◆ Aim of the task
Select all lines in the records that include "false".

◆ Provided records
.....
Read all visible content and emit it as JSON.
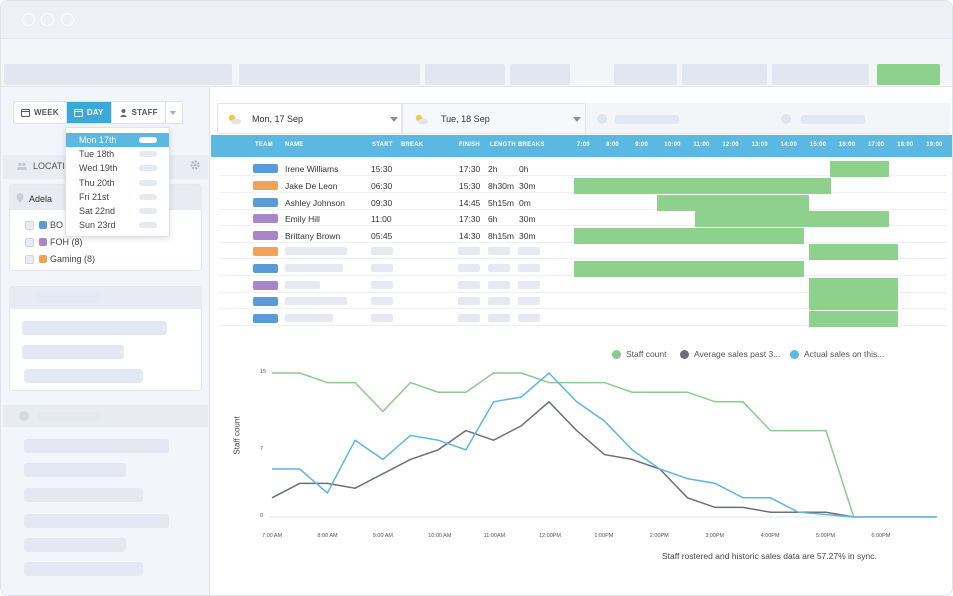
{
  "window": {
    "title": ""
  },
  "view_tabs": [
    {
      "label": "WEEK",
      "icon": "calendar-icon",
      "active": false
    },
    {
      "label": "DAY",
      "icon": "calendar-icon",
      "active": true
    },
    {
      "label": "STAFF",
      "icon": "user-icon",
      "active": false
    }
  ],
  "day_dropdown": {
    "items": [
      "Mon 17th",
      "Tue 18th",
      "Wed 19th",
      "Thu 20th",
      "Fri 21st",
      "Sat 22nd",
      "Sun 23rd"
    ],
    "selected": "Mon 17th"
  },
  "sidebar": {
    "locations_label": "LOCATI",
    "location_name": "Adela",
    "filters": [
      {
        "label": "BO",
        "color": "#5b9bd5"
      },
      {
        "label": "FOH (8)",
        "color": "#a986c9"
      },
      {
        "label": "Gaming (8)",
        "color": "#f0a257"
      }
    ]
  },
  "day_selectors": [
    {
      "label": "Mon, 17 Sep",
      "icon": "sun-cloud-icon"
    },
    {
      "label": "Tue, 18 Sep",
      "icon": "sun-cloud-icon"
    }
  ],
  "table": {
    "headers": [
      "TEAM",
      "NAME",
      "START",
      "BREAK",
      "FINISH",
      "LENGTH",
      "BREAKS"
    ],
    "hours": [
      "7:00",
      "8:00",
      "9:00",
      "10:00",
      "11:00",
      "12:00",
      "13:00",
      "14:00",
      "15:00",
      "16:00",
      "17:00",
      "18:00",
      "19:00"
    ],
    "rows": [
      {
        "team_color": "#5b9bd5",
        "name": "Irene Williams",
        "start": "15:30",
        "break": "",
        "finish": "17:30",
        "length": "2h",
        "breaks": "0h"
      },
      {
        "team_color": "#f0a257",
        "name": "Jake De Leon",
        "start": "06:30",
        "break": "",
        "finish": "15:30",
        "length": "8h30m",
        "breaks": "30m"
      },
      {
        "team_color": "#5b9bd5",
        "name": "Ashley Johnson",
        "start": "09:30",
        "break": "",
        "finish": "14:45",
        "length": "5h15m",
        "breaks": "0m"
      },
      {
        "team_color": "#a986c9",
        "name": "Emily Hill",
        "start": "11:00",
        "break": "",
        "finish": "17:30",
        "length": "6h",
        "breaks": "30m"
      },
      {
        "team_color": "#a986c9",
        "name": "Brittany Brown",
        "start": "05:45",
        "break": "",
        "finish": "14:30",
        "length": "8h15m",
        "breaks": "30m"
      }
    ],
    "placeholder_rows": [
      {
        "team_color": "#f0a257"
      },
      {
        "team_color": "#5b9bd5"
      },
      {
        "team_color": "#a986c9"
      },
      {
        "team_color": "#5b9bd5"
      },
      {
        "team_color": "#5b9bd5"
      }
    ]
  },
  "chart_data": {
    "type": "line",
    "title": "",
    "xlabel": "",
    "ylabel": "Staff count",
    "x": [
      "7:00 AM",
      "8:00 AM",
      "9:00 AM",
      "10:00 AM",
      "11:00AM",
      "12:00PM",
      "1:00PM",
      "2:00PM",
      "3:00PM",
      "4:00PM",
      "5:00PM",
      "6:00PM"
    ],
    "yticks": [
      0,
      7,
      15
    ],
    "ylim": [
      0,
      15
    ],
    "series": [
      {
        "name": "Staff count",
        "color": "#8cc98c",
        "points": [
          [
            0,
            15
          ],
          [
            0.5,
            15
          ],
          [
            1,
            14
          ],
          [
            1.5,
            14
          ],
          [
            2,
            11
          ],
          [
            2.5,
            14
          ],
          [
            3,
            13
          ],
          [
            3.5,
            13
          ],
          [
            4,
            15
          ],
          [
            4.5,
            15
          ],
          [
            5,
            14
          ],
          [
            6,
            14
          ],
          [
            6.5,
            13
          ],
          [
            7.5,
            13
          ],
          [
            8,
            12
          ],
          [
            8.5,
            12
          ],
          [
            9,
            9
          ],
          [
            10,
            9
          ],
          [
            10.5,
            0
          ],
          [
            12,
            0
          ]
        ]
      },
      {
        "name": "Average sales past 3...",
        "color": "#6b6f76",
        "points": [
          [
            0,
            2
          ],
          [
            0.5,
            3.5
          ],
          [
            1,
            3.5
          ],
          [
            1.5,
            3
          ],
          [
            2,
            4.5
          ],
          [
            2.5,
            6
          ],
          [
            3,
            7
          ],
          [
            3.5,
            9
          ],
          [
            4,
            8
          ],
          [
            4.5,
            9.5
          ],
          [
            5,
            12
          ],
          [
            5.5,
            9
          ],
          [
            6,
            6.5
          ],
          [
            6.5,
            6
          ],
          [
            7,
            5
          ],
          [
            7.5,
            2
          ],
          [
            8,
            1
          ],
          [
            8.5,
            1
          ],
          [
            9,
            0.5
          ],
          [
            10,
            0.5
          ],
          [
            10.5,
            0
          ]
        ]
      },
      {
        "name": "Actual sales on this...",
        "color": "#5bb8e0",
        "points": [
          [
            0,
            5
          ],
          [
            0.5,
            5
          ],
          [
            1,
            2.5
          ],
          [
            1.5,
            8
          ],
          [
            2,
            6
          ],
          [
            2.5,
            8.5
          ],
          [
            3,
            8
          ],
          [
            3.5,
            7
          ],
          [
            4,
            12
          ],
          [
            4.5,
            12.5
          ],
          [
            5,
            15
          ],
          [
            5.5,
            12
          ],
          [
            6,
            10
          ],
          [
            6.5,
            7
          ],
          [
            7,
            5
          ],
          [
            7.5,
            4
          ],
          [
            8,
            3.5
          ],
          [
            8.5,
            2
          ],
          [
            9,
            2
          ],
          [
            9.5,
            0.5
          ],
          [
            10.5,
            0
          ],
          [
            12,
            0
          ]
        ]
      }
    ],
    "legend_position": "top-right",
    "grid": false
  },
  "footnote": "Staff rostered and historic sales data are 57.27% in sync."
}
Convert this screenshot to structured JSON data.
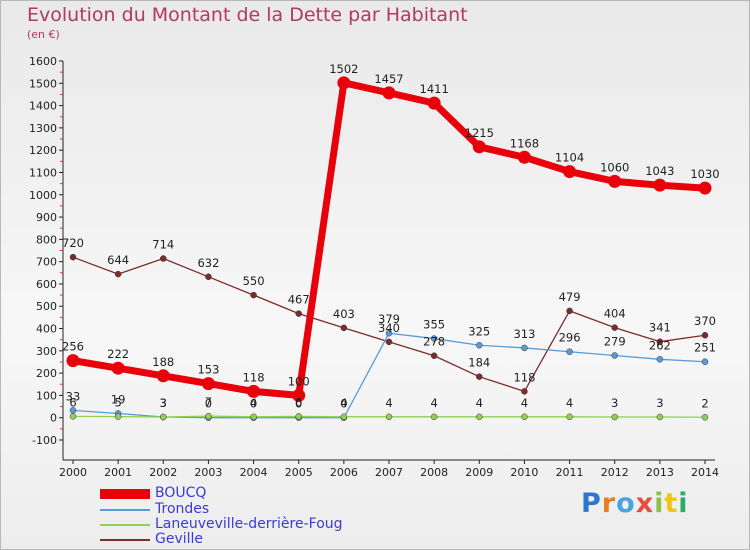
{
  "title": "Evolution du Montant de la Dette par Habitant",
  "subtitle": "(en €)",
  "brand": "Proxiti",
  "chart_data": {
    "type": "line",
    "title": "Evolution du Montant de la Dette par Habitant",
    "ylabel": "(en €)",
    "xlabel": "",
    "ylim": [
      -100,
      1600
    ],
    "yticks": [
      -100,
      0,
      100,
      200,
      300,
      400,
      500,
      600,
      700,
      800,
      900,
      1000,
      1100,
      1200,
      1300,
      1400,
      1500,
      1600
    ],
    "categories": [
      "2000",
      "2001",
      "2002",
      "2003",
      "2004",
      "2005",
      "2006",
      "2007",
      "2008",
      "2009",
      "2010",
      "2011",
      "2012",
      "2013",
      "2014"
    ],
    "grid": false,
    "legend_position": "bottom-left",
    "series": [
      {
        "name": "BOUCQ",
        "color": "#e8000b",
        "values": [
          256,
          222,
          188,
          153,
          118,
          100,
          1502,
          1457,
          1411,
          1215,
          1168,
          1104,
          1060,
          1043,
          1030
        ]
      },
      {
        "name": "Trondes",
        "color": "#5b9bd5",
        "values": [
          33,
          19,
          3,
          0,
          0,
          0,
          0,
          379,
          355,
          325,
          313,
          296,
          279,
          262,
          251
        ]
      },
      {
        "name": "Laneuveville-derrière-Foug",
        "color": "#92d050",
        "values": [
          6,
          5,
          3,
          7,
          4,
          6,
          4,
          4,
          4,
          4,
          4,
          4,
          3,
          3,
          2
        ]
      },
      {
        "name": "Geville",
        "color": "#7b2d2d",
        "values": [
          720,
          644,
          714,
          632,
          550,
          467,
          403,
          340,
          278,
          184,
          118,
          479,
          404,
          341,
          370
        ]
      }
    ]
  }
}
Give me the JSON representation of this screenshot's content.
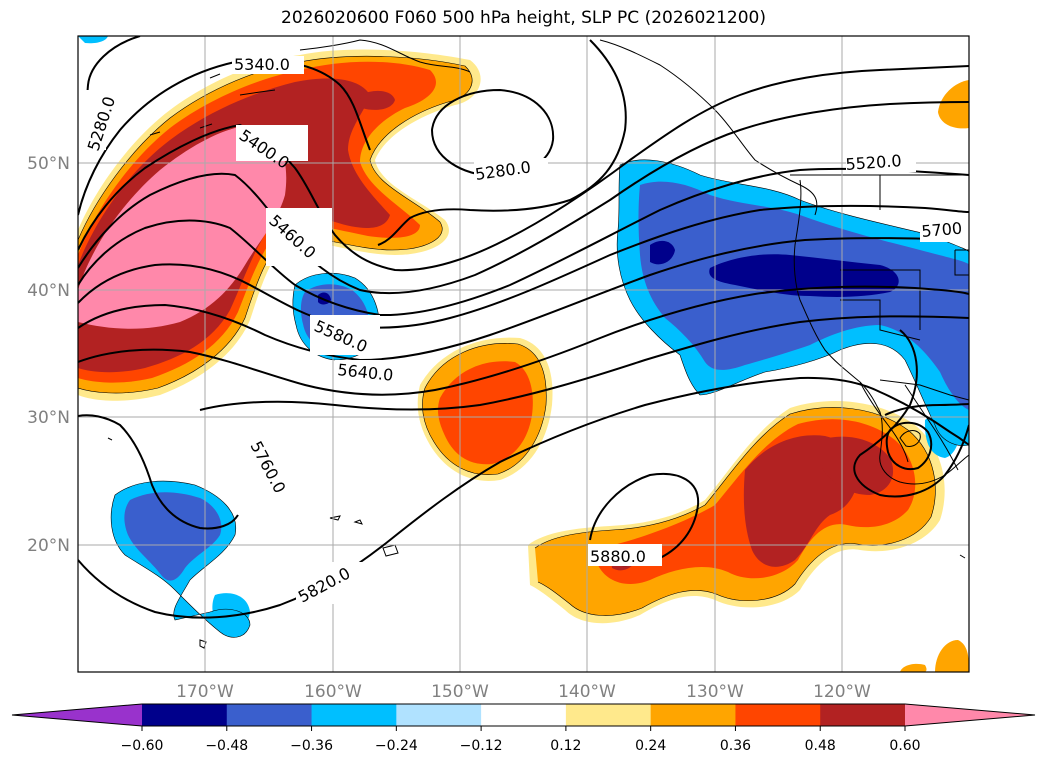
.....
◆ Task solution
      "active": false
      "active": false
    "grid": false
    "grid": false,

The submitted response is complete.